WRITTEN PROBLEM:
Below are the records. Gather each line that holds "name".

TASK DATA:
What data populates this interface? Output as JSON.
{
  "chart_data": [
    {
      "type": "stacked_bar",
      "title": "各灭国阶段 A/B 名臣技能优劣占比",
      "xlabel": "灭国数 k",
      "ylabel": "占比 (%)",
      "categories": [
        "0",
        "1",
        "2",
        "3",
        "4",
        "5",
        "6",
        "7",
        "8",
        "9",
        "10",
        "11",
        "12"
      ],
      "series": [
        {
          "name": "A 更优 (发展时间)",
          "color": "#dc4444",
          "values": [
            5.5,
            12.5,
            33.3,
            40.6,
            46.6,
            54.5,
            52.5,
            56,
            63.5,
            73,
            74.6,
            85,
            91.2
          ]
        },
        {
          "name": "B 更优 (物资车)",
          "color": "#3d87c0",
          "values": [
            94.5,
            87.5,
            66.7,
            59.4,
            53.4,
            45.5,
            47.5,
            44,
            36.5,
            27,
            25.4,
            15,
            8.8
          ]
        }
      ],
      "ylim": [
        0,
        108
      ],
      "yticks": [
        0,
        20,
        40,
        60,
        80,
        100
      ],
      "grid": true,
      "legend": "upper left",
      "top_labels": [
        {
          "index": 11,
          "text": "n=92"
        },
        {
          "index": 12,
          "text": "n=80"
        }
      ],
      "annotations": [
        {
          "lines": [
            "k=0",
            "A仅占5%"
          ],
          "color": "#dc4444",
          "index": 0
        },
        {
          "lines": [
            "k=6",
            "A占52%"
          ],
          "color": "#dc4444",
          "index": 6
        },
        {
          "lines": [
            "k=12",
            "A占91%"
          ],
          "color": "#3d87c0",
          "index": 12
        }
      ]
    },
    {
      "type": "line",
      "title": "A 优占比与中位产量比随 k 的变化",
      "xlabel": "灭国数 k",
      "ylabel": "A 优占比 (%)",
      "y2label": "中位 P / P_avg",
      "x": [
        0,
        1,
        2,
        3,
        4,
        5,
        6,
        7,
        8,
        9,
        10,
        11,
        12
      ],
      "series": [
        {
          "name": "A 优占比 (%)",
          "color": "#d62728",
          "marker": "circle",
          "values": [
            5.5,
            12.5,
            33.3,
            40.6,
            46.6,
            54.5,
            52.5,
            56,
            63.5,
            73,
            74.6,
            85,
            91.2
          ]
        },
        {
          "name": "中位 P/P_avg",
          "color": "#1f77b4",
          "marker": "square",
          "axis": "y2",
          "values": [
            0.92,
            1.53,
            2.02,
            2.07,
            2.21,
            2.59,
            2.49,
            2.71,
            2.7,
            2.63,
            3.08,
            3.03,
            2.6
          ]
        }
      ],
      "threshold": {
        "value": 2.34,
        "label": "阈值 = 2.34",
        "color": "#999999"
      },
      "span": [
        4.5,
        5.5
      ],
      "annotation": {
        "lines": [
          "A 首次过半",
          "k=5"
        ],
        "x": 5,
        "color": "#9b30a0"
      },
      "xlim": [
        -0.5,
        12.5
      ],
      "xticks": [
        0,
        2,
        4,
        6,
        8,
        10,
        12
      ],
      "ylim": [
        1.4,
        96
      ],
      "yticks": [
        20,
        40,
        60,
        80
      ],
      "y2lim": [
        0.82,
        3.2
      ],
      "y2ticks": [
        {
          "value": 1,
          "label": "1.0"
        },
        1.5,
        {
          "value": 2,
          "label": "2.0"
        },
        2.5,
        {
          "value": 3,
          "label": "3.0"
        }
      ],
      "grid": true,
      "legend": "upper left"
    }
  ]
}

RESULT:
          "name": "A 更优 (发展时间)",
          "name": "B 更优 (物资车)",
          "name": "A 优占比 (%)",
          "name": "中位 P/P_avg",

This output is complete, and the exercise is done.